ASSIGNMENT:
Scan the material for "cells". Copy every line it appears in.

RECORDS FOR THIS EXERCISE:
————————

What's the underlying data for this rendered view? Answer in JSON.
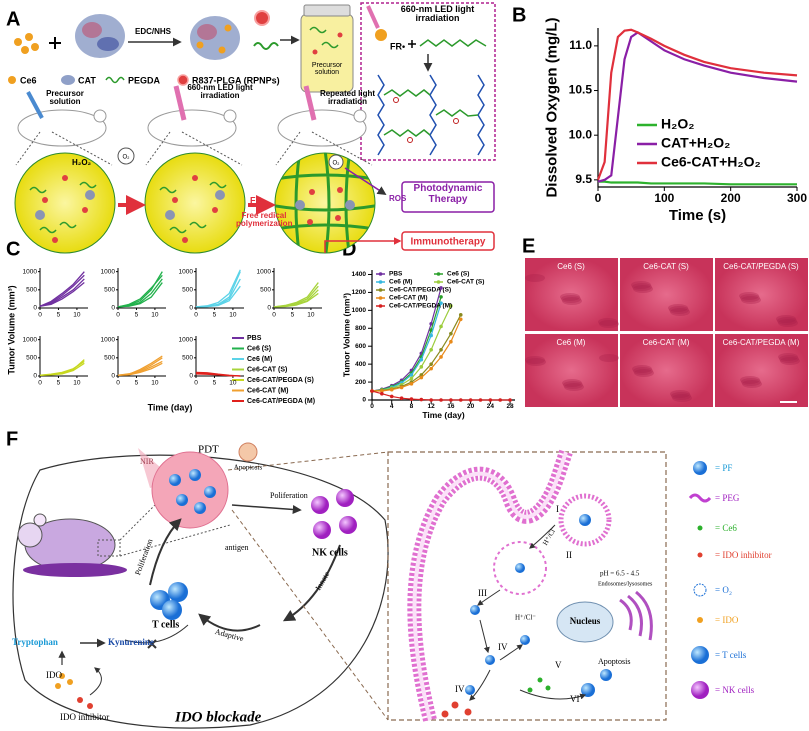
{
  "panel_labels": [
    "A",
    "B",
    "C",
    "D",
    "E",
    "F"
  ],
  "panel_a": {
    "reagents": [
      "Ce6",
      "CAT",
      "PEGDA",
      "R837-PLGA (RPNPs)"
    ],
    "coupling": "EDC/NHS",
    "precursor_label": "Precursor solution",
    "inset_light": "660-nm LED light irradiation",
    "inset_radical": "FR•",
    "steps": [
      "Precursor solution",
      "660-nm LED light irradiation",
      "Repeated light irradiation"
    ],
    "h2o2": "H₂O₂",
    "o2": [
      "O₂",
      "O₂"
    ],
    "radical": "FR•",
    "polymerization": "Free redical polymerization",
    "ros": "ROS",
    "pdt": "Photodynamic Therapy",
    "immuno": "Immunotherapy"
  },
  "chart_data": [
    {
      "type": "line",
      "xlabel": "Time (s)",
      "ylabel": "Dissolved Oxygen (mg/L)",
      "xlim": [
        0,
        300
      ],
      "xticks": [
        0,
        100,
        200,
        300
      ],
      "ylim": [
        9.42,
        11.2
      ],
      "yticks": [
        9.5,
        {
          "value": 10,
          "label": "10.0"
        },
        10.5,
        {
          "value": 11,
          "label": "11.0"
        }
      ],
      "legend": "lower right",
      "x": [
        0,
        10,
        20,
        30,
        40,
        50,
        60,
        80,
        100,
        130,
        160,
        200,
        250,
        300
      ],
      "series": [
        {
          "name": "H₂O₂",
          "color": "#2db22d",
          "values": [
            9.48,
            9.48,
            9.47,
            9.47,
            9.47,
            9.47,
            9.47,
            9.46,
            9.46,
            9.46,
            9.46,
            9.45,
            9.45,
            9.45
          ]
        },
        {
          "name": "CAT+H₂O₂",
          "color": "#8a1fa6",
          "values": [
            9.48,
            9.5,
            9.55,
            10.2,
            10.85,
            11.1,
            11.15,
            11.05,
            10.95,
            10.85,
            10.78,
            10.7,
            10.64,
            10.6
          ]
        },
        {
          "name": "Ce6-CAT+H₂O₂",
          "color": "#e0303c",
          "values": [
            9.5,
            9.7,
            10.7,
            11.1,
            11.17,
            11.18,
            11.15,
            11.08,
            11.0,
            10.9,
            10.82,
            10.75,
            10.7,
            10.67
          ]
        }
      ]
    },
    {
      "type": "small-multiples",
      "xlabel": "Time (day)",
      "ylabel": "Tumor Volume (mm³)",
      "xlim": [
        0,
        13
      ],
      "xticks": [
        0,
        5,
        10
      ],
      "ylim": [
        0,
        1100
      ],
      "yticks": [
        0,
        500,
        1000
      ],
      "legend": "lower right",
      "x": [
        0,
        3,
        6,
        9,
        12
      ],
      "series": [
        {
          "name": "PBS",
          "color": "#7030a0",
          "curves": [
            [
              50,
              150,
              350,
              600,
              900
            ],
            [
              50,
              120,
              300,
              500,
              800
            ],
            [
              50,
              100,
              250,
              450,
              700
            ],
            [
              50,
              180,
              400,
              650,
              1000
            ]
          ]
        },
        {
          "name": "Ce6 (S)",
          "color": "#22b14c",
          "curves": [
            [
              30,
              80,
              200,
              500,
              1000
            ],
            [
              30,
              60,
              150,
              400,
              800
            ],
            [
              30,
              50,
              120,
              300,
              700
            ],
            [
              30,
              100,
              250,
              550,
              900
            ]
          ]
        },
        {
          "name": "Ce6 (M)",
          "color": "#5bd3e8",
          "curves": [
            [
              30,
              50,
              100,
              300,
              1000
            ],
            [
              30,
              40,
              80,
              250,
              800
            ],
            [
              30,
              60,
              150,
              400,
              1050
            ],
            [
              30,
              40,
              70,
              200,
              600
            ]
          ]
        },
        {
          "name": "Ce6-CAT (S)",
          "color": "#a8d43c",
          "curves": [
            [
              30,
              60,
              120,
              250,
              600
            ],
            [
              30,
              50,
              100,
              200,
              500
            ],
            [
              30,
              70,
              150,
              300,
              700
            ],
            [
              30,
              40,
              80,
              180,
              400
            ]
          ]
        },
        {
          "name": "Ce6-CAT/PEGDA (S)",
          "color": "#c7d81f",
          "curves": [
            [
              20,
              40,
              80,
              180,
              450
            ],
            [
              20,
              30,
              60,
              150,
              350
            ],
            [
              20,
              50,
              100,
              200,
              400
            ]
          ]
        },
        {
          "name": "Ce6-CAT (M)",
          "color": "#f0a030",
          "curves": [
            [
              20,
              60,
              150,
              300,
              500
            ],
            [
              20,
              40,
              120,
              250,
              400
            ],
            [
              20,
              50,
              180,
              350,
              550
            ],
            [
              20,
              30,
              100,
              200,
              350
            ]
          ]
        },
        {
          "name": "Ce6-CAT/PEGDA (M)",
          "color": "#e0201c",
          "curves": [
            [
              80,
              60,
              40,
              10,
              0
            ],
            [
              100,
              90,
              50,
              20,
              0
            ],
            [
              60,
              50,
              30,
              10,
              0
            ]
          ]
        }
      ]
    },
    {
      "type": "line",
      "markers": true,
      "xlabel": "Time (day)",
      "ylabel": "Tumor Volume (mm³)",
      "xlim": [
        0,
        29
      ],
      "xticks": [
        0,
        4,
        8,
        12,
        16,
        20,
        24,
        28
      ],
      "ylim": [
        0,
        1450
      ],
      "yticks": [
        0,
        200,
        400,
        600,
        800,
        1000,
        1200,
        1400
      ],
      "legend": "upper left",
      "series": [
        {
          "name": "PBS",
          "color": "#7030a0",
          "x": [
            0,
            2,
            4,
            6,
            8,
            10,
            12,
            14
          ],
          "values": [
            100,
            120,
            160,
            220,
            330,
            520,
            850,
            1250
          ]
        },
        {
          "name": "Ce6 (S)",
          "color": "#2ca02c",
          "x": [
            0,
            2,
            4,
            6,
            8,
            10,
            12,
            14
          ],
          "values": [
            100,
            115,
            150,
            200,
            300,
            480,
            780,
            1150
          ]
        },
        {
          "name": "Ce6 (M)",
          "color": "#35b8e0",
          "x": [
            0,
            2,
            4,
            6,
            8,
            10,
            12,
            14
          ],
          "values": [
            100,
            110,
            140,
            190,
            280,
            450,
            720,
            1080
          ]
        },
        {
          "name": "Ce6-CAT (S)",
          "color": "#9ccc3c",
          "x": [
            0,
            2,
            4,
            6,
            8,
            10,
            12,
            14,
            16
          ],
          "values": [
            100,
            110,
            130,
            170,
            240,
            370,
            560,
            820,
            1050
          ]
        },
        {
          "name": "Ce6-CAT/PEGDA (S)",
          "color": "#8a8a1f",
          "x": [
            0,
            2,
            4,
            6,
            8,
            10,
            12,
            14,
            16,
            18
          ],
          "values": [
            100,
            105,
            120,
            150,
            200,
            280,
            400,
            560,
            740,
            950
          ]
        },
        {
          "name": "Ce6-CAT (M)",
          "color": "#e88a1a",
          "x": [
            0,
            2,
            4,
            6,
            8,
            10,
            12,
            14,
            16,
            18
          ],
          "values": [
            100,
            100,
            115,
            140,
            180,
            250,
            350,
            480,
            650,
            900
          ]
        },
        {
          "name": "Ce6-CAT/PEGDA (M)",
          "color": "#d62020",
          "x": [
            0,
            2,
            4,
            6,
            8,
            10,
            12,
            14,
            16,
            18,
            20,
            22,
            24,
            26,
            28
          ],
          "values": [
            100,
            70,
            40,
            20,
            10,
            5,
            0,
            0,
            0,
            0,
            0,
            0,
            0,
            0,
            0
          ]
        }
      ]
    }
  ],
  "panel_e": {
    "labels": [
      "Ce6 (S)",
      "Ce6-CAT (S)",
      "Ce6-CAT/PEGDA (S)",
      "Ce6 (M)",
      "Ce6-CAT (M)",
      "Ce6-CAT/PEGDA (M)"
    ]
  },
  "panel_f": {
    "pdt": "PDT",
    "nir": "NIR",
    "apoptosis": "Apoptosis",
    "proliferation": [
      "Poliferation",
      "Poliferation"
    ],
    "antigen": "antigen",
    "nk_cells": "NK cells",
    "innate": "Innate",
    "adaptive": "Adaptive",
    "t_cells": "T cells",
    "tryptophan": "Tryptophan",
    "kynurenine": "Kynurenine",
    "ido": "IDO",
    "ido_inhibitor": "IDO inhibitor",
    "blockade": "IDO blockade",
    "steps": [
      "I",
      "II",
      "III",
      "IV",
      "V",
      "VI",
      "IV"
    ],
    "proton": [
      "H⁺/Cl⁻",
      "H⁺/Cl⁻"
    ],
    "ph": "pH = 6.5 - 4.5",
    "endosomes": "Endosomes/lysosomes",
    "nucleus": "Nucleus",
    "apoptosis_cell": "Apoptosis",
    "legend": [
      "= PF",
      "= PEG",
      "= Ce6",
      "= IDO inhibitor",
      "= O₂",
      "= IDO",
      "= T cells",
      "= NK cells"
    ]
  }
}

————————

SOLVED EXERCISE:
    "nk_cells": "NK cells",
    "t_cells": "T cells",
      "= T cells",
      "= NK cells"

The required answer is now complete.